── WORKING DATA

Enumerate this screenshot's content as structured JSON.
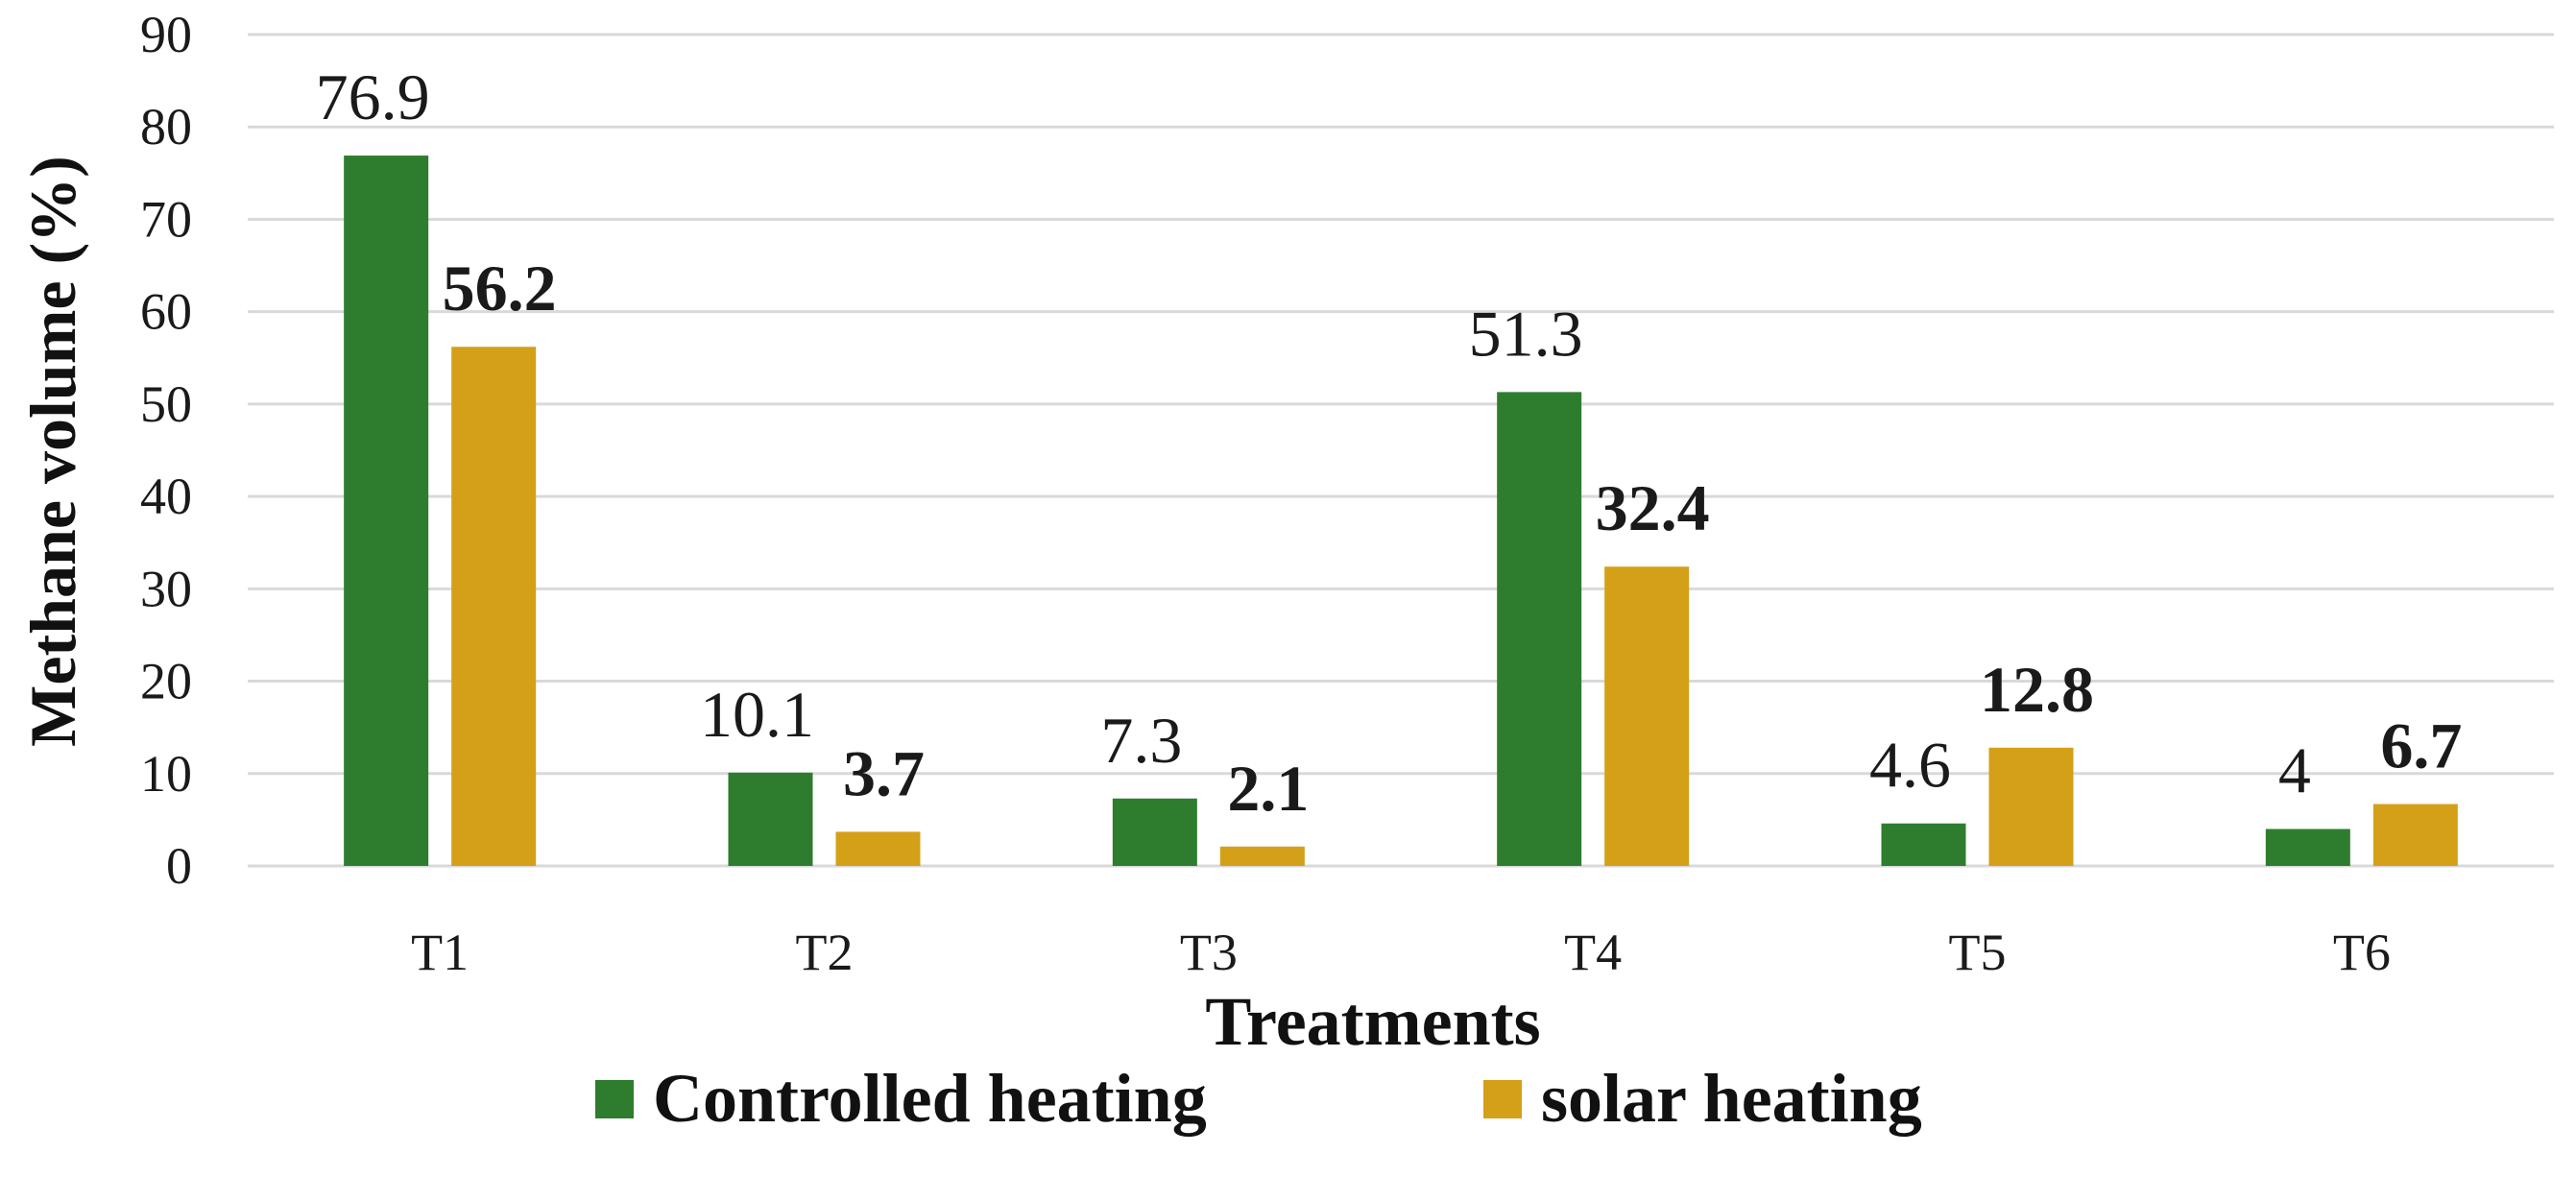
{
  "chart_data": {
    "type": "bar",
    "title": "",
    "xlabel": "Treatments",
    "ylabel": "Methane volume (%)",
    "ylim": [
      0,
      90
    ],
    "yticks": [
      0,
      10,
      20,
      30,
      40,
      50,
      60,
      70,
      80,
      90
    ],
    "categories": [
      "T1",
      "T2",
      "T3",
      "T4",
      "T5",
      "T6"
    ],
    "series": [
      {
        "name": "Controlled heating",
        "color": "#2e7d2e",
        "label_weight": "normal",
        "values": [
          76.9,
          10.1,
          7.3,
          51.3,
          4.6,
          4
        ],
        "labels": [
          "76.9",
          "10.1",
          "7.3",
          "51.3",
          "4.6",
          "4"
        ]
      },
      {
        "name": "solar heating",
        "color": "#d4a017",
        "label_weight": "bold",
        "values": [
          56.2,
          3.7,
          2.1,
          32.4,
          12.8,
          6.7
        ],
        "labels": [
          "56.2",
          "3.7",
          "2.1",
          "32.4",
          "12.8",
          "6.7"
        ]
      }
    ],
    "grid": true,
    "legend_position": "bottom"
  }
}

────

- GOAL OF THE EXERCISE
Copy every line above word for word and exclude the pictures.

- WRITTEN ANSWER
Enumerate this screenshot's content as structured JSON.
{
  "chart_data": {
    "type": "bar",
    "title": "",
    "xlabel": "Treatments",
    "ylabel": "Methane volume (%)",
    "ylim": [
      0,
      90
    ],
    "yticks": [
      0,
      10,
      20,
      30,
      40,
      50,
      60,
      70,
      80,
      90
    ],
    "categories": [
      "T1",
      "T2",
      "T3",
      "T4",
      "T5",
      "T6"
    ],
    "series": [
      {
        "name": "Controlled heating",
        "color": "#2e7d2e",
        "label_weight": "normal",
        "values": [
          76.9,
          10.1,
          7.3,
          51.3,
          4.6,
          4
        ],
        "labels": [
          "76.9",
          "10.1",
          "7.3",
          "51.3",
          "4.6",
          "4"
        ]
      },
      {
        "name": "solar heating",
        "color": "#d4a017",
        "label_weight": "bold",
        "values": [
          56.2,
          3.7,
          2.1,
          32.4,
          12.8,
          6.7
        ],
        "labels": [
          "56.2",
          "3.7",
          "2.1",
          "32.4",
          "12.8",
          "6.7"
        ]
      }
    ],
    "grid": true,
    "legend_position": "bottom"
  }
}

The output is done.